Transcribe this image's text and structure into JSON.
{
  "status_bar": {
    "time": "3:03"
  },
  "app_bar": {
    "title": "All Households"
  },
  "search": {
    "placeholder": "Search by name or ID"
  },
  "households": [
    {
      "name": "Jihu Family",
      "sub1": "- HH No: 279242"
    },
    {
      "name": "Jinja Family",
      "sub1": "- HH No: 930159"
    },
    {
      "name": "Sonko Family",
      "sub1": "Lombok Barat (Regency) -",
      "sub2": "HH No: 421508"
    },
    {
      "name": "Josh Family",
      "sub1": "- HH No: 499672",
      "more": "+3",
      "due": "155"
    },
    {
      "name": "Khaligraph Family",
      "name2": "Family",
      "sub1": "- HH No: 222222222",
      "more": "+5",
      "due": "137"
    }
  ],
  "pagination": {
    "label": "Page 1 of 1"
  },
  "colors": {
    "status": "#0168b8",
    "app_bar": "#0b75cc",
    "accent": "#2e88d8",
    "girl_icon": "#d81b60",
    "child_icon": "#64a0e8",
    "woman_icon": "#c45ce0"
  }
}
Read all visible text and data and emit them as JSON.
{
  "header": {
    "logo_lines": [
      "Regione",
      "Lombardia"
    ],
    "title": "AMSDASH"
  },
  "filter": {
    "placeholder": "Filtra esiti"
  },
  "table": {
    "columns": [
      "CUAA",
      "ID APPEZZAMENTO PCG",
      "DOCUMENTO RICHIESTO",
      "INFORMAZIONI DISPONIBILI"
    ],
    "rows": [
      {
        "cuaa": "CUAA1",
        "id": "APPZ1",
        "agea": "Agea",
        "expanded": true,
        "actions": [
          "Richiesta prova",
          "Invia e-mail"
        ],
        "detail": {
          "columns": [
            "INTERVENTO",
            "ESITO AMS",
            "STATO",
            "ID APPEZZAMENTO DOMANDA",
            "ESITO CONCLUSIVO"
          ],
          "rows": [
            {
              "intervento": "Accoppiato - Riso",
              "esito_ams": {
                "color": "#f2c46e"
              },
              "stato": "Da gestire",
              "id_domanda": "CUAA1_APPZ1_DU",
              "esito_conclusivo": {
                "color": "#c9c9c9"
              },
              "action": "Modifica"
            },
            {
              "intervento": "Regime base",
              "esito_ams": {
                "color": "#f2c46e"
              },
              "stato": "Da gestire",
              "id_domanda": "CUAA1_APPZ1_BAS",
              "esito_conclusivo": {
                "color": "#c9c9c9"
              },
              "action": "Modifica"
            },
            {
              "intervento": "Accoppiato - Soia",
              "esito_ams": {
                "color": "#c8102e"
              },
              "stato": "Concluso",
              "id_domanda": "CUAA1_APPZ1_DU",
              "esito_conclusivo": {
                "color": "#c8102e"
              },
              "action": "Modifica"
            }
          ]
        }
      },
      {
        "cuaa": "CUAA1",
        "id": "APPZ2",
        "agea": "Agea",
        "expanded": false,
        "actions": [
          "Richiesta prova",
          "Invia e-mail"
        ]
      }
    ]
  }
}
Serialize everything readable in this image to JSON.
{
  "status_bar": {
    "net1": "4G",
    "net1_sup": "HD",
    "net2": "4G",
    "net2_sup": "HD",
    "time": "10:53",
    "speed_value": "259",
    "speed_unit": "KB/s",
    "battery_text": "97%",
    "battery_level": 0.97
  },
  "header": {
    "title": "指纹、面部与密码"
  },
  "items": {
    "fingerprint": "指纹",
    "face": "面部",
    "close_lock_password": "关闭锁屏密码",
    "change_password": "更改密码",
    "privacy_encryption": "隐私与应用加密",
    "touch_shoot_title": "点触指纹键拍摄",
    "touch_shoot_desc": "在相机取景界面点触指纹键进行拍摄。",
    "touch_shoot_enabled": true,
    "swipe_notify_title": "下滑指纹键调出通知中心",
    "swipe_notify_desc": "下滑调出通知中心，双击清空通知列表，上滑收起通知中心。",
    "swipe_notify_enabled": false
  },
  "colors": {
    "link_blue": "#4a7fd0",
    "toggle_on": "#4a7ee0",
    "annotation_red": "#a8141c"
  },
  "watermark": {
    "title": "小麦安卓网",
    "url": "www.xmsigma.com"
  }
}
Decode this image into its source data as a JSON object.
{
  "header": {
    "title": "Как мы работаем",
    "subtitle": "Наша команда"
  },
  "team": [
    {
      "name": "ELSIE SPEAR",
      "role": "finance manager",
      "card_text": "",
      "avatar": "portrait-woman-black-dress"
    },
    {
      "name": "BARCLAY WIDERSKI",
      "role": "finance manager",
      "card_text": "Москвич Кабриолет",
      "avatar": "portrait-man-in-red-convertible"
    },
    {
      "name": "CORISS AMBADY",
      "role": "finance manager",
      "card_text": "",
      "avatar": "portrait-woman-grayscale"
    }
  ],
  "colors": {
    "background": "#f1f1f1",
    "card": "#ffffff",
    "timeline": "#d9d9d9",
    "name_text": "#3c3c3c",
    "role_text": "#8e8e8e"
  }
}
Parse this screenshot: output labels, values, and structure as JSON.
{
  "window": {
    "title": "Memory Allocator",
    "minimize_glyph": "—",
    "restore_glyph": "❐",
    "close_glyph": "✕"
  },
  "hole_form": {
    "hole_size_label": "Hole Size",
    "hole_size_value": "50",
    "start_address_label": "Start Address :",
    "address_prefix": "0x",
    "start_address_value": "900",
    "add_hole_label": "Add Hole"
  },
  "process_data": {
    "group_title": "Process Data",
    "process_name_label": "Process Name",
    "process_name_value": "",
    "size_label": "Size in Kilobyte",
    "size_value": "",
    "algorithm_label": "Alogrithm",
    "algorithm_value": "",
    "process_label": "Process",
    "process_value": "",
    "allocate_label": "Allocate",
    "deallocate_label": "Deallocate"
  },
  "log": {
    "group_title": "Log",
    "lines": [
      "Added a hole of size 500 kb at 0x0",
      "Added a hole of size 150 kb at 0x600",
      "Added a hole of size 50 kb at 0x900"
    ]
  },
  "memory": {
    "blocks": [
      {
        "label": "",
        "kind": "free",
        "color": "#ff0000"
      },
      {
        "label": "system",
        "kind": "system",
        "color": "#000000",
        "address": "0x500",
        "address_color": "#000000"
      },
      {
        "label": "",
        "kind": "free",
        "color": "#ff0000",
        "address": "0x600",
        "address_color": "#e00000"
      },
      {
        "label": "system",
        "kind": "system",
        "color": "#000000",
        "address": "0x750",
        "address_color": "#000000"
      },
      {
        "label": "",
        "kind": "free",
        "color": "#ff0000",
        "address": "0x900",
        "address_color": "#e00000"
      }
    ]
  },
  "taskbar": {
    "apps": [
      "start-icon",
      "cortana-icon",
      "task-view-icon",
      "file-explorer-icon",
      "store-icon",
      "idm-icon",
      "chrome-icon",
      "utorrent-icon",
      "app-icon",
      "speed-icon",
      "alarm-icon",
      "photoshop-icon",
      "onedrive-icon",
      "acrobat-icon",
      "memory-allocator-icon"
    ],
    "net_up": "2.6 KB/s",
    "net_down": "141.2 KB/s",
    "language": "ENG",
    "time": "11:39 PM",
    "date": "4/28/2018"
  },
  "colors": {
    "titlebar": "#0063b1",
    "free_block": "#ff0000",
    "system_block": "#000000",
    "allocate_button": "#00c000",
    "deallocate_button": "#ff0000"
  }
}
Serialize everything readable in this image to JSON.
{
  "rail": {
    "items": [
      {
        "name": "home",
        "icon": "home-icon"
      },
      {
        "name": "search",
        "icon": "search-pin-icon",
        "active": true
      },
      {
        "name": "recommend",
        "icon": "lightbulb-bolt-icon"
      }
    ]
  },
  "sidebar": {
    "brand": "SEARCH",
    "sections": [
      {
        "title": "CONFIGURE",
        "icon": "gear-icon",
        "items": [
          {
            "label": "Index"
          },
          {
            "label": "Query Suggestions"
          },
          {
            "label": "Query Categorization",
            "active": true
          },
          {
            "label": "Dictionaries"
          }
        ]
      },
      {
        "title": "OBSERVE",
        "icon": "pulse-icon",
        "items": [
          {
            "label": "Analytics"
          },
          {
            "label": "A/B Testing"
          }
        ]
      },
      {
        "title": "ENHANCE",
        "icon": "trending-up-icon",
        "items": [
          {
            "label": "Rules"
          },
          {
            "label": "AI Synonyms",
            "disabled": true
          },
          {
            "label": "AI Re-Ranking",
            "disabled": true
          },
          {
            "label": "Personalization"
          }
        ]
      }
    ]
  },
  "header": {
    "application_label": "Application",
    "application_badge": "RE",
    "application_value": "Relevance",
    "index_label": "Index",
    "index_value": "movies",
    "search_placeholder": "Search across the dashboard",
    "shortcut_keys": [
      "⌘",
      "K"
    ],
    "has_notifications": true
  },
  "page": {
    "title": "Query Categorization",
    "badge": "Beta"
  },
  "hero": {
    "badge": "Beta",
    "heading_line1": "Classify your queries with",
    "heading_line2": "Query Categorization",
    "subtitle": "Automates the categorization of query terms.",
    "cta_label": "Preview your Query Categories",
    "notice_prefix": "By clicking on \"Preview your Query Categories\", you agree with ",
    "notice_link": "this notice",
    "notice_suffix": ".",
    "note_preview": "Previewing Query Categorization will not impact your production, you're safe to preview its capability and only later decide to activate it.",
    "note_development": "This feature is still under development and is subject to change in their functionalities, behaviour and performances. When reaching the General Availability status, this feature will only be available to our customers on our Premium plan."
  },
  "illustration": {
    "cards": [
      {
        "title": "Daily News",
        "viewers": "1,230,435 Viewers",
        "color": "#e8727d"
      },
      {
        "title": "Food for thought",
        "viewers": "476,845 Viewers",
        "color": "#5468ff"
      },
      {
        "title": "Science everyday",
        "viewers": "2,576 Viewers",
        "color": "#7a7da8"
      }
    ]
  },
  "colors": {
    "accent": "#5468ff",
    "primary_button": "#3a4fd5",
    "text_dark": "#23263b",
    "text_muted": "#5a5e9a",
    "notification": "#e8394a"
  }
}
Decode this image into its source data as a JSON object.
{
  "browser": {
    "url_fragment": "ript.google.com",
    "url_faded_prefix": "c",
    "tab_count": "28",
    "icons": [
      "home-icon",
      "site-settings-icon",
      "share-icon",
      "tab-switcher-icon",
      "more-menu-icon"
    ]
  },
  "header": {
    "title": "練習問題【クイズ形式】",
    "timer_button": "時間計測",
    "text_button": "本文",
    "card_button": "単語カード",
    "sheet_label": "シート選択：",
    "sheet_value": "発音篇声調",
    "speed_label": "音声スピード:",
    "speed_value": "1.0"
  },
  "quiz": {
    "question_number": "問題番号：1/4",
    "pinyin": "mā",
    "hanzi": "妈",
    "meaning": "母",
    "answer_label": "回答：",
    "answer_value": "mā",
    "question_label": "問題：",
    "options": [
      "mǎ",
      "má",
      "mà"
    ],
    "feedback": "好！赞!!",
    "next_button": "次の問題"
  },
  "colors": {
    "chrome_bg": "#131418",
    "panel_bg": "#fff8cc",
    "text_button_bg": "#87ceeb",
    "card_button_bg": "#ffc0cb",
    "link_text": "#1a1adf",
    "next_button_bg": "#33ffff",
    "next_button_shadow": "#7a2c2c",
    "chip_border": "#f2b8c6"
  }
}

◆ ◆ ◆ ◆

▶ Written task
Gather from the records above every line containing the string "Family".

▶ Written response
      "name": "Jihu Family",
      "name": "Jinja Family",
      "name": "Sonko Family",
      "name": "Josh Family",
      "name": "Khaligraph Family",
      "name2": "Family",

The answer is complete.